## EXERCISE
Substitute "bbox" for every "xyxy" in the data below, and reproduce everything else unchanged.

## MATERIAL
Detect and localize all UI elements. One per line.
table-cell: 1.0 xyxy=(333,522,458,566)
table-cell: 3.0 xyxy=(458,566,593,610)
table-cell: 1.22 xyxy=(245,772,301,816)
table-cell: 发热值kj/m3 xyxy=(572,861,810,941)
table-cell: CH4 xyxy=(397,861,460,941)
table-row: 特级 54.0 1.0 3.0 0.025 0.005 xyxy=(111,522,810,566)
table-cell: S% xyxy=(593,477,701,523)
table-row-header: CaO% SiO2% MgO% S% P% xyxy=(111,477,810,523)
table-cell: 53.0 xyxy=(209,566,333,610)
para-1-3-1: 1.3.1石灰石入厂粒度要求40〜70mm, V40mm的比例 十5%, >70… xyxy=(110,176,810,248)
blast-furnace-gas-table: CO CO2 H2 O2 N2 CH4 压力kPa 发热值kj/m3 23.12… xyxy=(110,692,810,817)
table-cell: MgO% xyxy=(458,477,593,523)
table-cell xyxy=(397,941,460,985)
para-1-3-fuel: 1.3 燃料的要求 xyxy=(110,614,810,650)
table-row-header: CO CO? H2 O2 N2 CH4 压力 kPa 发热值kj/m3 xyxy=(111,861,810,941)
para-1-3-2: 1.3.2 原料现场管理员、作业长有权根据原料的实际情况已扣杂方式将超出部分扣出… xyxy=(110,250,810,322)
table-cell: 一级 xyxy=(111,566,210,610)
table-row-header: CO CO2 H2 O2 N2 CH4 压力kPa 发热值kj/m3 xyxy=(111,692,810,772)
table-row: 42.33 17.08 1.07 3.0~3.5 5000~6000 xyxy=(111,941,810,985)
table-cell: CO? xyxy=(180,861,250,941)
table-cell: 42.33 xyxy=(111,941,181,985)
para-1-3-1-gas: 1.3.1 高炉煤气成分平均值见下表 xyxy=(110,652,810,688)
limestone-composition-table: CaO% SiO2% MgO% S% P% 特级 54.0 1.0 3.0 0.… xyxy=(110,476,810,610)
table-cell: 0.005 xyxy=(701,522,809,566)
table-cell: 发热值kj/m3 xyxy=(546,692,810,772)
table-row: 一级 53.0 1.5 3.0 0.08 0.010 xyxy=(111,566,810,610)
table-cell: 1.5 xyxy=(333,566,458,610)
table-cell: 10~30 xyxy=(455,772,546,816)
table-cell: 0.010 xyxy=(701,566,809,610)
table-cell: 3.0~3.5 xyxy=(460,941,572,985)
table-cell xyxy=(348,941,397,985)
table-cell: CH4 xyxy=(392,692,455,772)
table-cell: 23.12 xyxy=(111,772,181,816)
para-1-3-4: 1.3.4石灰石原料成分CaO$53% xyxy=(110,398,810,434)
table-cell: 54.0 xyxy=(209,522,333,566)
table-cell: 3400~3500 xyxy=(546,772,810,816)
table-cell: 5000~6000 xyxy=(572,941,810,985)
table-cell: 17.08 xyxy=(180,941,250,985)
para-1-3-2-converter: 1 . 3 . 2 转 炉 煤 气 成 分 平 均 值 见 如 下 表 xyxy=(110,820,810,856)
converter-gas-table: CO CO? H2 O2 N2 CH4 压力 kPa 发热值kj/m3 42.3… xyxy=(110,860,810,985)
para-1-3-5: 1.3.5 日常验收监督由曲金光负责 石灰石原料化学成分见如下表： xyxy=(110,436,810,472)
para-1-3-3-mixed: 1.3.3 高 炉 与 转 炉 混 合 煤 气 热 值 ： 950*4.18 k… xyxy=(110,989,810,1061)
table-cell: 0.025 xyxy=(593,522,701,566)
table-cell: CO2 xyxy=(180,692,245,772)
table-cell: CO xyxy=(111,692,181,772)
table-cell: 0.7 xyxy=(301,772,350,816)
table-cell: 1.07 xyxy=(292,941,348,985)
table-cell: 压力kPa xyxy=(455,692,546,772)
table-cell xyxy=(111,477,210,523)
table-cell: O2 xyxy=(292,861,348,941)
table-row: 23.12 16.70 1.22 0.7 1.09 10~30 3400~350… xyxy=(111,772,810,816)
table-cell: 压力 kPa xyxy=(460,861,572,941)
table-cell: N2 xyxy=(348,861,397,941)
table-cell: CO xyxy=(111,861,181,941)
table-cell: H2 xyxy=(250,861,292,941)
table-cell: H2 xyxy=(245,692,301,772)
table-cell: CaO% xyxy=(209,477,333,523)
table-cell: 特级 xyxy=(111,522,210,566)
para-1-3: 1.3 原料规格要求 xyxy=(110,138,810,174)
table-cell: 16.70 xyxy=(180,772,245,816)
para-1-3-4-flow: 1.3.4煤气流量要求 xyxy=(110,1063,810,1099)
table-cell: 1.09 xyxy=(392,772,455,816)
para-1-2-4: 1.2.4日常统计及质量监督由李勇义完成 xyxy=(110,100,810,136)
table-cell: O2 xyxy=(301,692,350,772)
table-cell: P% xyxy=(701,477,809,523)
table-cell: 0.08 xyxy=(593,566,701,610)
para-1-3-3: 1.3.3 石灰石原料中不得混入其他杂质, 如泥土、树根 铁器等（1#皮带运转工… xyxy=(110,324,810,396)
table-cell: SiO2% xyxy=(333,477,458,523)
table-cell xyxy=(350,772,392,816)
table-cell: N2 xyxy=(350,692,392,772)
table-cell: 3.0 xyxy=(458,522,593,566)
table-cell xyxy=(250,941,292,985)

## FINAL RESULT
Detect and localize all UI elements. One per line.
table-cell: 1.0 bbox=(333,522,458,566)
table-cell: 3.0 bbox=(458,566,593,610)
table-cell: 1.22 bbox=(245,772,301,816)
table-cell: 发热值kj/m3 bbox=(572,861,810,941)
table-cell: CH4 bbox=(397,861,460,941)
table-row: 特级 54.0 1.0 3.0 0.025 0.005 bbox=(111,522,810,566)
table-cell: S% bbox=(593,477,701,523)
table-row-header: CaO% SiO2% MgO% S% P% bbox=(111,477,810,523)
table-cell: 53.0 bbox=(209,566,333,610)
para-1-3-1: 1.3.1石灰石入厂粒度要求40〜70mm, V40mm的比例 十5%, >70… bbox=(110,176,810,248)
blast-furnace-gas-table: CO CO2 H2 O2 N2 CH4 压力kPa 发热值kj/m3 23.12… bbox=(110,692,810,817)
table-cell: MgO% bbox=(458,477,593,523)
table-cell bbox=(397,941,460,985)
para-1-3-fuel: 1.3 燃料的要求 bbox=(110,614,810,650)
table-row-header: CO CO? H2 O2 N2 CH4 压力 kPa 发热值kj/m3 bbox=(111,861,810,941)
para-1-3-2: 1.3.2 原料现场管理员、作业长有权根据原料的实际情况已扣杂方式将超出部分扣出… bbox=(110,250,810,322)
table-cell: 一级 bbox=(111,566,210,610)
table-row-header: CO CO2 H2 O2 N2 CH4 压力kPa 发热值kj/m3 bbox=(111,692,810,772)
table-row: 42.33 17.08 1.07 3.0~3.5 5000~6000 bbox=(111,941,810,985)
table-cell: CO? bbox=(180,861,250,941)
table-cell: 42.33 bbox=(111,941,181,985)
para-1-3-1-gas: 1.3.1 高炉煤气成分平均值见下表 bbox=(110,652,810,688)
limestone-composition-table: CaO% SiO2% MgO% S% P% 特级 54.0 1.0 3.0 0.… bbox=(110,476,810,610)
table-cell: 0.005 bbox=(701,522,809,566)
table-cell: 发热值kj/m3 bbox=(546,692,810,772)
table-row: 一级 53.0 1.5 3.0 0.08 0.010 bbox=(111,566,810,610)
table-cell: 1.5 bbox=(333,566,458,610)
table-cell: 10~30 bbox=(455,772,546,816)
table-cell: 0.010 bbox=(701,566,809,610)
table-cell: 3.0~3.5 bbox=(460,941,572,985)
table-cell bbox=(348,941,397,985)
table-cell: CH4 bbox=(392,692,455,772)
table-cell: 23.12 bbox=(111,772,181,816)
para-1-3-4: 1.3.4石灰石原料成分CaO$53% bbox=(110,398,810,434)
table-cell: 54.0 bbox=(209,522,333,566)
table-cell: 3400~3500 bbox=(546,772,810,816)
table-cell: 5000~6000 bbox=(572,941,810,985)
table-cell: 17.08 bbox=(180,941,250,985)
para-1-3-2-converter: 1 . 3 . 2 转 炉 煤 气 成 分 平 均 值 见 如 下 表 bbox=(110,820,810,856)
converter-gas-table: CO CO? H2 O2 N2 CH4 压力 kPa 发热值kj/m3 42.3… bbox=(110,860,810,985)
para-1-3-5: 1.3.5 日常验收监督由曲金光负责 石灰石原料化学成分见如下表： bbox=(110,436,810,472)
para-1-3-3-mixed: 1.3.3 高 炉 与 转 炉 混 合 煤 气 热 值 ： 950*4.18 k… bbox=(110,989,810,1061)
table-cell: 0.025 bbox=(593,522,701,566)
table-cell: CO2 bbox=(180,692,245,772)
table-cell: CO bbox=(111,692,181,772)
table-cell: 0.7 bbox=(301,772,350,816)
table-cell: 1.07 bbox=(292,941,348,985)
table-cell: 压力kPa bbox=(455,692,546,772)
table-cell bbox=(111,477,210,523)
table-cell: O2 bbox=(292,861,348,941)
table-row: 23.12 16.70 1.22 0.7 1.09 10~30 3400~350… bbox=(111,772,810,816)
table-cell: 压力 kPa bbox=(460,861,572,941)
table-cell: N2 bbox=(348,861,397,941)
table-cell: CO bbox=(111,861,181,941)
table-cell: H2 bbox=(250,861,292,941)
table-cell: H2 bbox=(245,692,301,772)
table-cell: CaO% bbox=(209,477,333,523)
table-cell: 特级 bbox=(111,522,210,566)
para-1-3: 1.3 原料规格要求 bbox=(110,138,810,174)
table-cell: 16.70 bbox=(180,772,245,816)
para-1-3-4-flow: 1.3.4煤气流量要求 bbox=(110,1063,810,1099)
table-cell: 1.09 bbox=(392,772,455,816)
para-1-2-4: 1.2.4日常统计及质量监督由李勇义完成 bbox=(110,100,810,136)
table-cell: O2 bbox=(301,692,350,772)
table-cell: P% bbox=(701,477,809,523)
table-cell: 0.08 bbox=(593,566,701,610)
para-1-3-3: 1.3.3 石灰石原料中不得混入其他杂质, 如泥土、树根 铁器等（1#皮带运转工… bbox=(110,324,810,396)
table-cell: SiO2% bbox=(333,477,458,523)
table-cell bbox=(350,772,392,816)
table-cell: N2 bbox=(350,692,392,772)
table-cell: 3.0 bbox=(458,522,593,566)
table-cell bbox=(250,941,292,985)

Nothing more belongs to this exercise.